-------- Given information

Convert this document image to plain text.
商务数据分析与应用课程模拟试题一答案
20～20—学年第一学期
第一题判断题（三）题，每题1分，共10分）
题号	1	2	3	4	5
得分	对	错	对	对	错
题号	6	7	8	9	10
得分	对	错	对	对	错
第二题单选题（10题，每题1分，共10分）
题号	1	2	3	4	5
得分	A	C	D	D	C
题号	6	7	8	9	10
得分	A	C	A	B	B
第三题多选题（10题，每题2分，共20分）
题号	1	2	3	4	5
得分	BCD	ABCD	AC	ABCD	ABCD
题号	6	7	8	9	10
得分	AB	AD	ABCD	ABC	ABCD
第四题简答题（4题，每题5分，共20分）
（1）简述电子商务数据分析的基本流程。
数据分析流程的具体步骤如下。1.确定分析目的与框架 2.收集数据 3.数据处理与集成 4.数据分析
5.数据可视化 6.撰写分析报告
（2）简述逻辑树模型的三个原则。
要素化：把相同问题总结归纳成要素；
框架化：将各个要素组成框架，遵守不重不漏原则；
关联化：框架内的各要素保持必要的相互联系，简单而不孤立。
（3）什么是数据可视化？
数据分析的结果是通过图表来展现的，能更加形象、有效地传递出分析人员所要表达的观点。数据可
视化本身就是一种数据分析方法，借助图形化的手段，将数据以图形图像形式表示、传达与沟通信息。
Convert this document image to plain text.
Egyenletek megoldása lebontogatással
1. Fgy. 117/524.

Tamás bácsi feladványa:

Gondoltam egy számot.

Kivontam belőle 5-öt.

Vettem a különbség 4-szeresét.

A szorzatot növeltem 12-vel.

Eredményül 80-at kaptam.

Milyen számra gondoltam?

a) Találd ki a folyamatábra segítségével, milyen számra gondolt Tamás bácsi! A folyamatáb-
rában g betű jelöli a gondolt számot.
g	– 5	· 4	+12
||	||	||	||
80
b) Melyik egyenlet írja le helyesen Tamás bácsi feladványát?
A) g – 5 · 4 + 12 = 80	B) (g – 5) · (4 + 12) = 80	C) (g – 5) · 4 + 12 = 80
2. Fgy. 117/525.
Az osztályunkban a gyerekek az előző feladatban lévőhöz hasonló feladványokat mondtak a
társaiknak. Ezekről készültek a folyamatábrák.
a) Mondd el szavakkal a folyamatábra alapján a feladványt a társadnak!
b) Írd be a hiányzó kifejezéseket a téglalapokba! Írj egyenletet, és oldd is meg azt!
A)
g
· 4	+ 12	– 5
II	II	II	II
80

----------------

• [Directions]: Among the entries above, identify all lines with "Tamás" and copy them.

• [Result for this task]:
Tamás bácsi feladványa:
a) Találd ki a folyamatábra segítségével, milyen számra gondolt Tamás bácsi! A folyamatáb-
b) Melyik egyenlet írja le helyesen Tamás bácsi feladványát?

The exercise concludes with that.